(Entries taken from a collection)
##############################
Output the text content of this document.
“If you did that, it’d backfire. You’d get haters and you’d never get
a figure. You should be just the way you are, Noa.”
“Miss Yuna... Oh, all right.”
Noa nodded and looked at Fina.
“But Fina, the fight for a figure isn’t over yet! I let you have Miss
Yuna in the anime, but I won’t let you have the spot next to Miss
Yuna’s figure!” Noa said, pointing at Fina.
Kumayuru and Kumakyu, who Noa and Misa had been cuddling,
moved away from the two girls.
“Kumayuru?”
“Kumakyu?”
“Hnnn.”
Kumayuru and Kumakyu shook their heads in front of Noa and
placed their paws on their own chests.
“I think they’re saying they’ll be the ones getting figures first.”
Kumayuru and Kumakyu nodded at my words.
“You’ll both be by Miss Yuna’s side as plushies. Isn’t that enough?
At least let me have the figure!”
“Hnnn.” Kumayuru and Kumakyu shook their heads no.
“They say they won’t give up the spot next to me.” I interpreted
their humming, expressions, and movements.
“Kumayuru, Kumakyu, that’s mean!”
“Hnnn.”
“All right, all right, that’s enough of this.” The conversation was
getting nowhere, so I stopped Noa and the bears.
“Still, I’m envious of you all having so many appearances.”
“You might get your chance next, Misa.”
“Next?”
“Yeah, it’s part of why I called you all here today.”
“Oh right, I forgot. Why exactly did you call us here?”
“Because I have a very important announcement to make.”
##############################
• **EXERCISE**: From the entries above, copy every line that holds the word "Kumakyu".

• **RESULT OF THE EXERCISE**:
Kumayuru and Kumakyu, who Noa and Misa had been cuddling,
“Kumakyu?”
Kumayuru and Kumakyu shook their heads in front of Noa and
Kumayuru and Kumakyu nodded at my words.
“Hnnn.” Kumayuru and Kumakyu shook their heads no.
“Kumayuru, Kumakyu, that’s mean!”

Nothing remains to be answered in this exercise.